[Data listing]
>> START

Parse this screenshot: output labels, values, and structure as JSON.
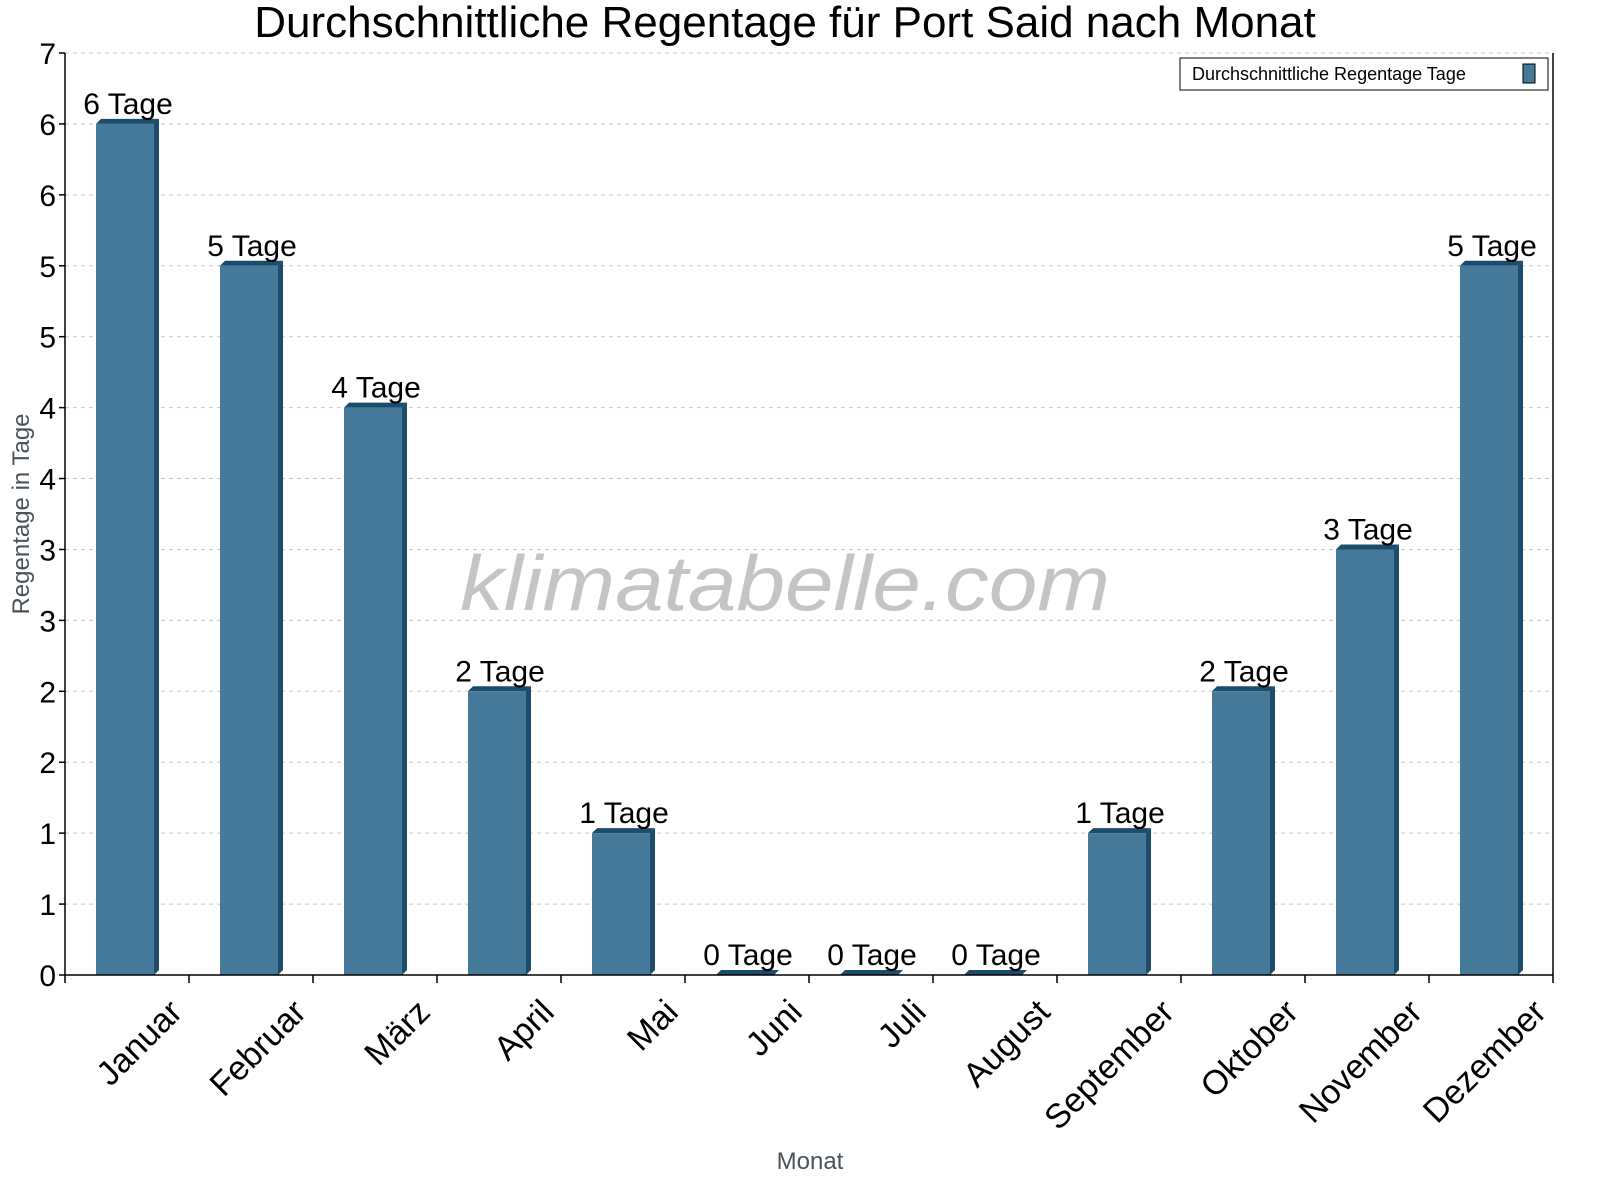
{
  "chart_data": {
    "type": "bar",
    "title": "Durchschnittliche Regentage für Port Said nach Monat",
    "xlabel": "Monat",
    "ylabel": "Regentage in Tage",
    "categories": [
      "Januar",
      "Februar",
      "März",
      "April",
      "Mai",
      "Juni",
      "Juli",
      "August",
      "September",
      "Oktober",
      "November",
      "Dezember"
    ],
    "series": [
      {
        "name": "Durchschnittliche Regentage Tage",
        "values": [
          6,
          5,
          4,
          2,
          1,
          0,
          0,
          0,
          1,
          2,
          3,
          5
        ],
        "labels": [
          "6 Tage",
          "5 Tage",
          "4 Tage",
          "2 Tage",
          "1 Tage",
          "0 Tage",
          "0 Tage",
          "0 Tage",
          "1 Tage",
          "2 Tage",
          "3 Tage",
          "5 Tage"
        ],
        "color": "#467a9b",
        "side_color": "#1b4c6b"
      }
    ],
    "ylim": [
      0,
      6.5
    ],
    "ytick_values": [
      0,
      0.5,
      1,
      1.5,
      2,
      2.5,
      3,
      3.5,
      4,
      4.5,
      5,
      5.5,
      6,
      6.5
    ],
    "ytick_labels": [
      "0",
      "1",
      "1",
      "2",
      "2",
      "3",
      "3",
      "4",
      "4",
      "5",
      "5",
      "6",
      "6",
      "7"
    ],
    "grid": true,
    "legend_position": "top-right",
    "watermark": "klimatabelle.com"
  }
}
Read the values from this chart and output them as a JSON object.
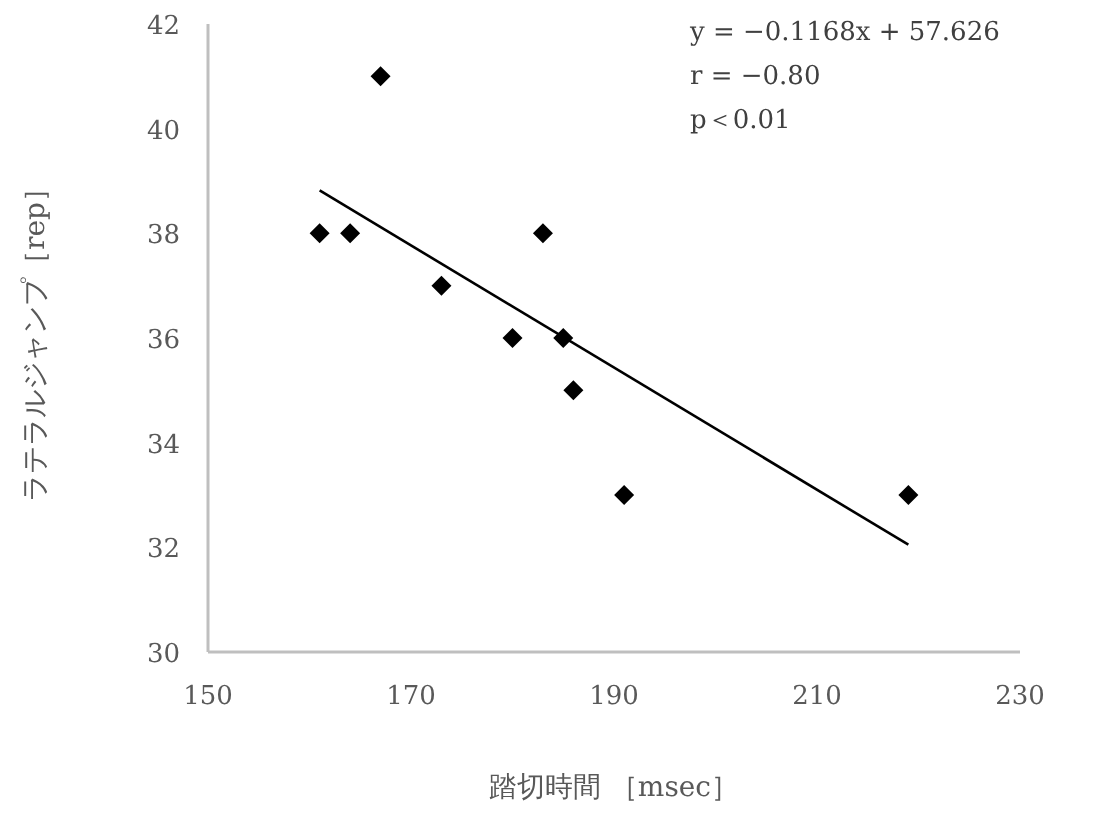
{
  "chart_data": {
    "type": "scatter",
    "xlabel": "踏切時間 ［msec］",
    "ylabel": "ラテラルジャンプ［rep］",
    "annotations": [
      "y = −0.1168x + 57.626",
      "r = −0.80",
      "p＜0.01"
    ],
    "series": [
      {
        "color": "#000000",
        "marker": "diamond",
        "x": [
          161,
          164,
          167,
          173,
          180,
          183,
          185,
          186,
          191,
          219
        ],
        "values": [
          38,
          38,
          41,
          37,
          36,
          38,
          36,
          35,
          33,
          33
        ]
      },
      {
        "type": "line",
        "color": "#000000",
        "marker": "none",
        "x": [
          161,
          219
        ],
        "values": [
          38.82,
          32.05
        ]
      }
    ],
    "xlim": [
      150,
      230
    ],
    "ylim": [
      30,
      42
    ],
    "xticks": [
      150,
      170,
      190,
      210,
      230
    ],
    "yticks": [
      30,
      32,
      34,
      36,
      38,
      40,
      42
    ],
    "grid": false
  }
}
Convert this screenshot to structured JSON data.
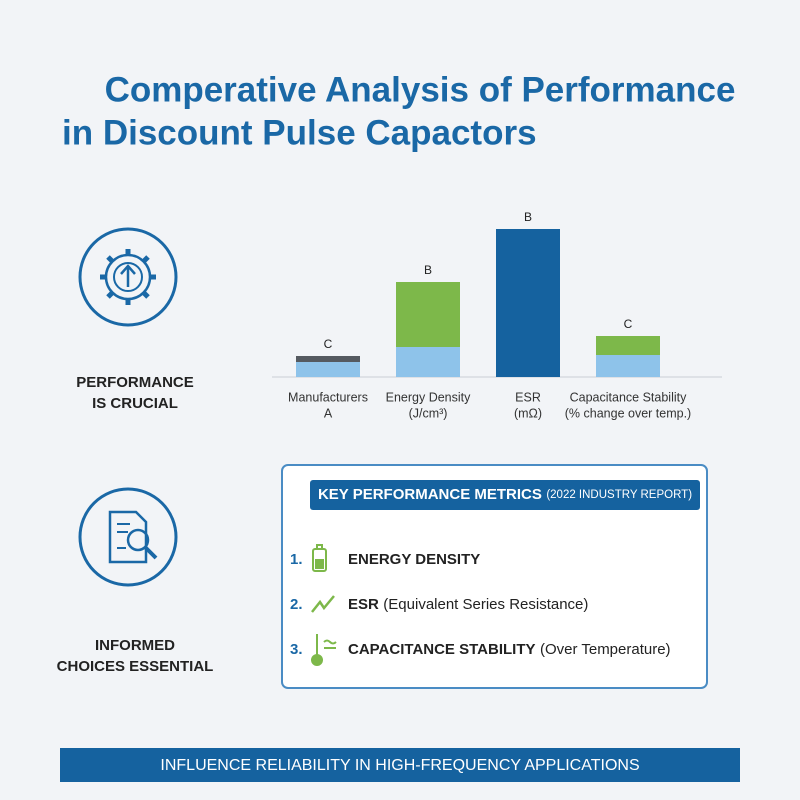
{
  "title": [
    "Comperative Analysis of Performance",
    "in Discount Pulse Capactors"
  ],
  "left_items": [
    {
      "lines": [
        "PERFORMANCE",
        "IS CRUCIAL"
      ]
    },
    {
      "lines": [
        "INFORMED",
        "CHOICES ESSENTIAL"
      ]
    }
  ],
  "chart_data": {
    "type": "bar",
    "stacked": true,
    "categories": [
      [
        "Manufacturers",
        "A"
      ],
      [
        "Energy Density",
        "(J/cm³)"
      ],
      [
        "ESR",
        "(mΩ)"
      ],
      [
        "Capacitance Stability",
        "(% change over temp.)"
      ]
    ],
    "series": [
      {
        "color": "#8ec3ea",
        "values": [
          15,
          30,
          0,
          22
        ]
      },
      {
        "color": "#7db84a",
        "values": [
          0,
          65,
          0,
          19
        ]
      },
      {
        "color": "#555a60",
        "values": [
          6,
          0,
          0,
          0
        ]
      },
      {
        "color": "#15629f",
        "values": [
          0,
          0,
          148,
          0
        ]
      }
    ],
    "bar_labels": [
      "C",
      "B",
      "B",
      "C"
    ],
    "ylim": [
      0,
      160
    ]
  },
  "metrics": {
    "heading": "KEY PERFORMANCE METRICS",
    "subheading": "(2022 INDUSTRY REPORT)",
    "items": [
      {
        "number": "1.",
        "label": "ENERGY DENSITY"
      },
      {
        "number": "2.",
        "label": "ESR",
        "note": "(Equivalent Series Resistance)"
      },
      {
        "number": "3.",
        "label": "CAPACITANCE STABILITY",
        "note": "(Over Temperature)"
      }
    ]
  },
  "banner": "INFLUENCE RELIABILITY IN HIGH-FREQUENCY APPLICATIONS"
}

>> END

■ **Work to be completed**
Work out how many lines of the data above contain the string "output" and give the number alone.

■ **Finished exercise**
2